PROBLEM DESCRIPTION: Type the records out again in full, exactly.

Entries with figure data:
>>>
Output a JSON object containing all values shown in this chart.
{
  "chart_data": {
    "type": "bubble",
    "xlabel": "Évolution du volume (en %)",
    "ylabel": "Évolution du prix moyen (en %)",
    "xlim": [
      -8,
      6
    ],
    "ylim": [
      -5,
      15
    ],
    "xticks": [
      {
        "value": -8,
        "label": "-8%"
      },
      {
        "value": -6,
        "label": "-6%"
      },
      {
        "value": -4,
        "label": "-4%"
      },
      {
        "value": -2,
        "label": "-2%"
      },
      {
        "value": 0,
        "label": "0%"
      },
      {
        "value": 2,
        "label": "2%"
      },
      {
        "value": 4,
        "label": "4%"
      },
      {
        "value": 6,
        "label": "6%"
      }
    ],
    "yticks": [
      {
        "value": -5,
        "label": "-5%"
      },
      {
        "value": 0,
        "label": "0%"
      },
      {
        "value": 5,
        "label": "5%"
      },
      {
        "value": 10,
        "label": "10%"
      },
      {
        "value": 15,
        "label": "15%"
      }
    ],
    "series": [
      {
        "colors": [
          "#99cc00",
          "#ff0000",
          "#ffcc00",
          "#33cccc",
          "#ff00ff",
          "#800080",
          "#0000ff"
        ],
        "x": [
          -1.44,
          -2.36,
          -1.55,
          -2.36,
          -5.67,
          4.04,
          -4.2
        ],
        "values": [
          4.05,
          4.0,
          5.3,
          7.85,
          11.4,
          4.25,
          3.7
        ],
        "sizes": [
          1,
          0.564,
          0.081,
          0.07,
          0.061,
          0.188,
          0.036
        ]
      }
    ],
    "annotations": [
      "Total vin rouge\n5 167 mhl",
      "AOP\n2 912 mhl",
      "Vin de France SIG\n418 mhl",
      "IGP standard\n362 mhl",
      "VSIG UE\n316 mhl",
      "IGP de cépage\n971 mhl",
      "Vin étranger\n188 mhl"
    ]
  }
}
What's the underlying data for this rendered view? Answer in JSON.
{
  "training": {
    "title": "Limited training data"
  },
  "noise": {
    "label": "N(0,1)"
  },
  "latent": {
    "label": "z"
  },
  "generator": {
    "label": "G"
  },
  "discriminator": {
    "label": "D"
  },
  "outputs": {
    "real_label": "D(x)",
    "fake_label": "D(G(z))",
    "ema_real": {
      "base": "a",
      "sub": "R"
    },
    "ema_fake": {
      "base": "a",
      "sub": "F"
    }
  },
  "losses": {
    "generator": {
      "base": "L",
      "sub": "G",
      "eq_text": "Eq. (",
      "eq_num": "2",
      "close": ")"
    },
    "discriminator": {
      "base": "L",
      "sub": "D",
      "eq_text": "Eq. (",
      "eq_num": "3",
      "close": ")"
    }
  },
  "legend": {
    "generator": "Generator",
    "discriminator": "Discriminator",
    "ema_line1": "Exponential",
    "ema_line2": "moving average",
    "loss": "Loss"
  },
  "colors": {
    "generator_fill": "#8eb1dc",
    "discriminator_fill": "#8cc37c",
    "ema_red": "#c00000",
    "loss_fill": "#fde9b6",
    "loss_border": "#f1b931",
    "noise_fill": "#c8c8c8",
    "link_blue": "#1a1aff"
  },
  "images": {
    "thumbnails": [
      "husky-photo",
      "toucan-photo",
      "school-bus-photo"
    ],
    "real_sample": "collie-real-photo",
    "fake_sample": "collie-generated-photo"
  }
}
<<<
WRITTEN SOLUTION:
Output a JSON object containing all values shown in this chart.
{
  "chart_data": {
    "type": "bubble",
    "xlabel": "Évolution du volume (en %)",
    "ylabel": "Évolution du prix moyen (en %)",
    "xlim": [
      -8,
      6
    ],
    "ylim": [
      -5,
      15
    ],
    "xticks": [
      {
        "value": -8,
        "label": "-8%"
      },
      {
        "value": -6,
        "label": "-6%"
      },
      {
        "value": -4,
        "label": "-4%"
      },
      {
        "value": -2,
        "label": "-2%"
      },
      {
        "value": 0,
        "label": "0%"
      },
      {
        "value": 2,
        "label": "2%"
      },
      {
        "value": 4,
        "label": "4%"
      },
      {
        "value": 6,
        "label": "6%"
      }
    ],
    "yticks": [
      {
        "value": -5,
        "label": "-5%"
      },
      {
        "value": 0,
        "label": "0%"
      },
      {
        "value": 5,
        "label": "5%"
      },
      {
        "value": 10,
        "label": "10%"
      },
      {
        "value": 15,
        "label": "15%"
      }
    ],
    "series": [
      {
        "colors": [
          "#99cc00",
          "#ff0000",
          "#ffcc00",
          "#33cccc",
          "#ff00ff",
          "#800080",
          "#0000ff"
        ],
        "x": [
          -1.44,
          -2.36,
          -1.55,
          -2.36,
          -5.67,
          4.04,
          -4.2
        ],
        "values": [
          4.05,
          4.0,
          5.3,
          7.85,
          11.4,
          4.25,
          3.7
        ],
        "sizes": [
          1,
          0.564,
          0.081,
          0.07,
          0.061,
          0.188,
          0.036
        ]
      }
    ],
    "annotations": [
      "Total vin rouge\n5 167 mhl",
      "AOP\n2 912 mhl",
      "Vin de France SIG\n418 mhl",
      "IGP standard\n362 mhl",
      "VSIG UE\n316 mhl",
      "IGP de cépage\n971 mhl",
      "Vin étranger\n188 mhl"
    ]
  }
}
What's the underlying data for this rendered view? Answer in JSON.
{
  "training": {
    "title": "Limited training data"
  },
  "noise": {
    "label": "N(0,1)"
  },
  "latent": {
    "label": "z"
  },
  "generator": {
    "label": "G"
  },
  "discriminator": {
    "label": "D"
  },
  "outputs": {
    "real_label": "D(x)",
    "fake_label": "D(G(z))",
    "ema_real": {
      "base": "a",
      "sub": "R"
    },
    "ema_fake": {
      "base": "a",
      "sub": "F"
    }
  },
  "losses": {
    "generator": {
      "base": "L",
      "sub": "G",
      "eq_text": "Eq. (",
      "eq_num": "2",
      "close": ")"
    },
    "discriminator": {
      "base": "L",
      "sub": "D",
      "eq_text": "Eq. (",
      "eq_num": "3",
      "close": ")"
    }
  },
  "legend": {
    "generator": "Generator",
    "discriminator": "Discriminator",
    "ema_line1": "Exponential",
    "ema_line2": "moving average",
    "loss": "Loss"
  },
  "colors": {
    "generator_fill": "#8eb1dc",
    "discriminator_fill": "#8cc37c",
    "ema_red": "#c00000",
    "loss_fill": "#fde9b6",
    "loss_border": "#f1b931",
    "noise_fill": "#c8c8c8",
    "link_blue": "#1a1aff"
  },
  "images": {
    "thumbnails": [
      "husky-photo",
      "toucan-photo",
      "school-bus-photo"
    ],
    "real_sample": "collie-real-photo",
    "fake_sample": "collie-generated-photo"
  }
}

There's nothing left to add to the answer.